### EXERCISE REQUIREMENTS
Your task is to reproduce the entries below word for word.

### AVAILABLE DATA
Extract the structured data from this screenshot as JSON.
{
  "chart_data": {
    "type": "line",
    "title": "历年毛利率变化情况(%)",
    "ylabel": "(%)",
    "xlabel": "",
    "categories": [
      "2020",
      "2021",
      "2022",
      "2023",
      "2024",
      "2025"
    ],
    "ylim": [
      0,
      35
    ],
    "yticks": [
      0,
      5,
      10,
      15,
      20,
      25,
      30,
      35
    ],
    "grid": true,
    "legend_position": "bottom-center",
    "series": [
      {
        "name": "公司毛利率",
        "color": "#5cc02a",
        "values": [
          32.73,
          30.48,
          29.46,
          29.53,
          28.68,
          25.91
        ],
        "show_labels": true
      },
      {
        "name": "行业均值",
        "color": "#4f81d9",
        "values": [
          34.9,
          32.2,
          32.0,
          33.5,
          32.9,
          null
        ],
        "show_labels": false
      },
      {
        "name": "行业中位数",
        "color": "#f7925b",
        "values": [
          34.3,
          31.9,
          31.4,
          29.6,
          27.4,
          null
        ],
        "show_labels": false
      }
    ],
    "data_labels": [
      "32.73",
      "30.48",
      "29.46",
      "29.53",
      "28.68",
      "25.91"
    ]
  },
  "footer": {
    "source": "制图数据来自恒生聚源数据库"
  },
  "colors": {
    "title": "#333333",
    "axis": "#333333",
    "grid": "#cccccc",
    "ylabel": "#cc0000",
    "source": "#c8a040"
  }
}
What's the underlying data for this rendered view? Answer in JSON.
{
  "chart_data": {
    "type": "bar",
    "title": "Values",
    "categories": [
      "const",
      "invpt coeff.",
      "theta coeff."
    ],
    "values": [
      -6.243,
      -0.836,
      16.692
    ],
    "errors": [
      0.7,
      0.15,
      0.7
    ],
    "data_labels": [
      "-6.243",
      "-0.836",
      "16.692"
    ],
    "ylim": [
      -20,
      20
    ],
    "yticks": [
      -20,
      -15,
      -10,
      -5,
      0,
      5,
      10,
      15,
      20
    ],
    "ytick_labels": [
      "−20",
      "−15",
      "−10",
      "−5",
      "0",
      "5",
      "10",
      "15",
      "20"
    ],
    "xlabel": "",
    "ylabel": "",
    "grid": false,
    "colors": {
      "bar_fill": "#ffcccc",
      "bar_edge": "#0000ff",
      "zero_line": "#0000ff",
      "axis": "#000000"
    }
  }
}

### WRITTEN RESPONSE
Extract the structured data from this screenshot as JSON.
{
  "chart_data": {
    "type": "line",
    "title": "历年毛利率变化情况(%)",
    "ylabel": "(%)",
    "xlabel": "",
    "categories": [
      "2020",
      "2021",
      "2022",
      "2023",
      "2024",
      "2025"
    ],
    "ylim": [
      0,
      35
    ],
    "yticks": [
      0,
      5,
      10,
      15,
      20,
      25,
      30,
      35
    ],
    "grid": true,
    "legend_position": "bottom-center",
    "series": [
      {
        "name": "公司毛利率",
        "color": "#5cc02a",
        "values": [
          32.73,
          30.48,
          29.46,
          29.53,
          28.68,
          25.91
        ],
        "show_labels": true
      },
      {
        "name": "行业均值",
        "color": "#4f81d9",
        "values": [
          34.9,
          32.2,
          32.0,
          33.5,
          32.9,
          null
        ],
        "show_labels": false
      },
      {
        "name": "行业中位数",
        "color": "#f7925b",
        "values": [
          34.3,
          31.9,
          31.4,
          29.6,
          27.4,
          null
        ],
        "show_labels": false
      }
    ],
    "data_labels": [
      "32.73",
      "30.48",
      "29.46",
      "29.53",
      "28.68",
      "25.91"
    ]
  },
  "footer": {
    "source": "制图数据来自恒生聚源数据库"
  },
  "colors": {
    "title": "#333333",
    "axis": "#333333",
    "grid": "#cccccc",
    "ylabel": "#cc0000",
    "source": "#c8a040"
  }
}
What's the underlying data for this rendered view? Answer in JSON.
{
  "chart_data": {
    "type": "bar",
    "title": "Values",
    "categories": [
      "const",
      "invpt coeff.",
      "theta coeff."
    ],
    "values": [
      -6.243,
      -0.836,
      16.692
    ],
    "errors": [
      0.7,
      0.15,
      0.7
    ],
    "data_labels": [
      "-6.243",
      "-0.836",
      "16.692"
    ],
    "ylim": [
      -20,
      20
    ],
    "yticks": [
      -20,
      -15,
      -10,
      -5,
      0,
      5,
      10,
      15,
      20
    ],
    "ytick_labels": [
      "−20",
      "−15",
      "−10",
      "−5",
      "0",
      "5",
      "10",
      "15",
      "20"
    ],
    "xlabel": "",
    "ylabel": "",
    "grid": false,
    "colors": {
      "bar_fill": "#ffcccc",
      "bar_edge": "#0000ff",
      "zero_line": "#0000ff",
      "axis": "#000000"
    }
  }
}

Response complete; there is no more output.